[Extracted records]
===============

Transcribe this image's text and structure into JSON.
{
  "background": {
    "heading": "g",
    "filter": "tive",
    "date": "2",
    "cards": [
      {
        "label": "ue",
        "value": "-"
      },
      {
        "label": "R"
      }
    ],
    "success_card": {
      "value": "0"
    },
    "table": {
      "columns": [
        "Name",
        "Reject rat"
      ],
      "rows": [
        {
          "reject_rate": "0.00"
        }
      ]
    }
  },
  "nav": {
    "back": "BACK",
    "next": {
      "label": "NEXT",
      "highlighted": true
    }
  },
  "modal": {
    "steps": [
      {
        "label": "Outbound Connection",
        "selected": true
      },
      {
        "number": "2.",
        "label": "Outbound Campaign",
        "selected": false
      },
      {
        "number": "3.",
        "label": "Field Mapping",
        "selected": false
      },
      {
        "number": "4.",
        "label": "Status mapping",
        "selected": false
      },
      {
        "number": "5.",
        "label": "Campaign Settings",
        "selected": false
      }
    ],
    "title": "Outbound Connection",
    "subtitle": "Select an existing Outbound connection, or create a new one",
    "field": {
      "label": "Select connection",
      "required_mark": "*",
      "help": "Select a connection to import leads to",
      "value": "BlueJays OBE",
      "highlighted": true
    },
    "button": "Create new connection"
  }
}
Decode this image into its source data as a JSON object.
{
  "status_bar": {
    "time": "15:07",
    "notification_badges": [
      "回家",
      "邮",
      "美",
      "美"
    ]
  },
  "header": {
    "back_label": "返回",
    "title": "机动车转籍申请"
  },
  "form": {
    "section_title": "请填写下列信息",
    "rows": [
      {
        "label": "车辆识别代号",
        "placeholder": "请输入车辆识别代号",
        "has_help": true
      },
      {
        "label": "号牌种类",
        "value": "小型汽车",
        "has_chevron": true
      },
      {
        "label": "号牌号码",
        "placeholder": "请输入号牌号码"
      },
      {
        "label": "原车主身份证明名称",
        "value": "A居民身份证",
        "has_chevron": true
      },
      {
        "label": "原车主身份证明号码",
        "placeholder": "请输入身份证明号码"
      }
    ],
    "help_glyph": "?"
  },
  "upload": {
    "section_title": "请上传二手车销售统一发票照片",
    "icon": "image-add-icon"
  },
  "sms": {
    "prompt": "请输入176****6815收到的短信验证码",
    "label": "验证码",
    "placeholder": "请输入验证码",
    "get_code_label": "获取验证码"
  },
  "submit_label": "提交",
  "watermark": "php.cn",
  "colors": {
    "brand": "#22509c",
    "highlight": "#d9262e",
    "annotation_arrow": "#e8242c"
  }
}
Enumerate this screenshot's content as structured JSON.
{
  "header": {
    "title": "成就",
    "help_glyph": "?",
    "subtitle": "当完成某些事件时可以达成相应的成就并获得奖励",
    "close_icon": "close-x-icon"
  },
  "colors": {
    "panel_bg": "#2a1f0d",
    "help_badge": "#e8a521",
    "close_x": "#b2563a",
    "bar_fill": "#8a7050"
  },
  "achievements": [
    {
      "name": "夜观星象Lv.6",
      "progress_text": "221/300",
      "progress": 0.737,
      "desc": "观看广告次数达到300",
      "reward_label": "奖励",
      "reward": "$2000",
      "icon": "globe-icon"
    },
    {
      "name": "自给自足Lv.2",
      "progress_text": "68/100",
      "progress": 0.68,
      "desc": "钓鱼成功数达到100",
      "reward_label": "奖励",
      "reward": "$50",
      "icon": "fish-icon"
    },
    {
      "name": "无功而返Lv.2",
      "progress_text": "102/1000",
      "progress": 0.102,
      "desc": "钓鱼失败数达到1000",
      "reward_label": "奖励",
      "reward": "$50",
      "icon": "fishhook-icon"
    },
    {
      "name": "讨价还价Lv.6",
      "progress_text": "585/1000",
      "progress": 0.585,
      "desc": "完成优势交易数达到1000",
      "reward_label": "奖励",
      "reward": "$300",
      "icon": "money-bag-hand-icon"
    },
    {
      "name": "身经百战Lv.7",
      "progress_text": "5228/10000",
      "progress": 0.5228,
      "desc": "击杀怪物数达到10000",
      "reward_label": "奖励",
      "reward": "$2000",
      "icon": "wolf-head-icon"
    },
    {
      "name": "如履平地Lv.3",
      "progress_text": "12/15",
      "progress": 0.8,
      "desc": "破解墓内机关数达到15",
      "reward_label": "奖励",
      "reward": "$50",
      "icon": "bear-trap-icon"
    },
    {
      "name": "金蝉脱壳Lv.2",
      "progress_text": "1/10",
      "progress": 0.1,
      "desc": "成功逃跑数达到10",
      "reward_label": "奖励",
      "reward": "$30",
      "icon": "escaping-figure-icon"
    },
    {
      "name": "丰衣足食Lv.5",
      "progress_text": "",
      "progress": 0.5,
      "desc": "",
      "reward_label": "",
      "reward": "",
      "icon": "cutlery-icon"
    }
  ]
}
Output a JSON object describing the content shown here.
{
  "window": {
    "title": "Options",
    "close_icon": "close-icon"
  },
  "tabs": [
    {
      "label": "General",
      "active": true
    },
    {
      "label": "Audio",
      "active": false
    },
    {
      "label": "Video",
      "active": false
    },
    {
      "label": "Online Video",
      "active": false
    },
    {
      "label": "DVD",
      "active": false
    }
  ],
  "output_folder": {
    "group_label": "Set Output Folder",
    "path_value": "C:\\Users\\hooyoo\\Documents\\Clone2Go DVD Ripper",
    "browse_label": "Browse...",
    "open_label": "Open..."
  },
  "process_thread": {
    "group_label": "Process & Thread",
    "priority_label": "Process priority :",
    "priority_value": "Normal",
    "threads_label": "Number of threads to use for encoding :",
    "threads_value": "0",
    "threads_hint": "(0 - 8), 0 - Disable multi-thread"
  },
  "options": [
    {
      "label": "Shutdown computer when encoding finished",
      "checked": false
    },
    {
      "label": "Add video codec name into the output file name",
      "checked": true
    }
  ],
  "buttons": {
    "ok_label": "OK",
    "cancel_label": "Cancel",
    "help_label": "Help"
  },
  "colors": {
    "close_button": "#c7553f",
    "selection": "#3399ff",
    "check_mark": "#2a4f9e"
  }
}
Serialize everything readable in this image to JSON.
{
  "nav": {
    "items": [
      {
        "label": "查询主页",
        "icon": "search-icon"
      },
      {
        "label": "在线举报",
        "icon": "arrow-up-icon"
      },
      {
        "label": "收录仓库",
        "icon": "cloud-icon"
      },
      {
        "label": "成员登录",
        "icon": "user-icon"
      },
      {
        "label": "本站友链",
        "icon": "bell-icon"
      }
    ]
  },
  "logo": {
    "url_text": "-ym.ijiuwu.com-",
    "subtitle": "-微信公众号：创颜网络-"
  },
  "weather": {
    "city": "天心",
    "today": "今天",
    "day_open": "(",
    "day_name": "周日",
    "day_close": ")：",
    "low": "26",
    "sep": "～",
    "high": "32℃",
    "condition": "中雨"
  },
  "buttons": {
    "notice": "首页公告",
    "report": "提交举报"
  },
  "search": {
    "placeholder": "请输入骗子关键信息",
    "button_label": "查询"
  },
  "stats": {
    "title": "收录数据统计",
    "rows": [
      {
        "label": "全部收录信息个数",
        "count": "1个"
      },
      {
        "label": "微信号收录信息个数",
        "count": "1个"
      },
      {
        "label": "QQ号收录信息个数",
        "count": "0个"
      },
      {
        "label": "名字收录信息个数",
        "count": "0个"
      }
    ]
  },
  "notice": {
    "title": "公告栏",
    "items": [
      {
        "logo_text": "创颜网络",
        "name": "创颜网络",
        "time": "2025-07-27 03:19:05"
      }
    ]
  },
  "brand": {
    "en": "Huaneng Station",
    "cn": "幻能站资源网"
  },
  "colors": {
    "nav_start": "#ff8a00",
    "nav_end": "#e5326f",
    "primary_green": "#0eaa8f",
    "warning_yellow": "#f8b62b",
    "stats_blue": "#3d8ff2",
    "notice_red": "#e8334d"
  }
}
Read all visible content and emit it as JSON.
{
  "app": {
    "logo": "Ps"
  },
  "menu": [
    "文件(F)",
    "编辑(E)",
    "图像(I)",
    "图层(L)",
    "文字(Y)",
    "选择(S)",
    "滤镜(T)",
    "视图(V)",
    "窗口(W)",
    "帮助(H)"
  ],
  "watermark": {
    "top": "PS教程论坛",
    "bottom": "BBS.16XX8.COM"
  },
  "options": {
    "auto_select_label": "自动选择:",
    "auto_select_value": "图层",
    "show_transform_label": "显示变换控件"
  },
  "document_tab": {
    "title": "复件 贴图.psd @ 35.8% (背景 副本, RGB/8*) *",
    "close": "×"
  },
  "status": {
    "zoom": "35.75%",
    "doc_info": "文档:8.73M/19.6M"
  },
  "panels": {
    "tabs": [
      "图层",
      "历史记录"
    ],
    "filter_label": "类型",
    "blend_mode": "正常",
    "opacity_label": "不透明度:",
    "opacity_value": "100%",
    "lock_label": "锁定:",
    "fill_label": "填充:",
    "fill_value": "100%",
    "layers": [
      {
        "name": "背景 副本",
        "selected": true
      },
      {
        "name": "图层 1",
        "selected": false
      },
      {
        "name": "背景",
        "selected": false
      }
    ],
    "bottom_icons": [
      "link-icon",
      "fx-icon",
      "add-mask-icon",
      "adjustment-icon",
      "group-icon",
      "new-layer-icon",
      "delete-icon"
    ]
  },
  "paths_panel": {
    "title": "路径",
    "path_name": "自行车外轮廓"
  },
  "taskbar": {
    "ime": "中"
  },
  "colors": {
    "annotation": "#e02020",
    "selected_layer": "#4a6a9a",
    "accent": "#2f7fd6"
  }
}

===============

Write out every line from the entries where "content" appears.

▸ **Task answer**
Enumerate this screenshot's content as structured JSON.
Output a JSON object describing the content shown here.
Read all visible content and emit it as JSON.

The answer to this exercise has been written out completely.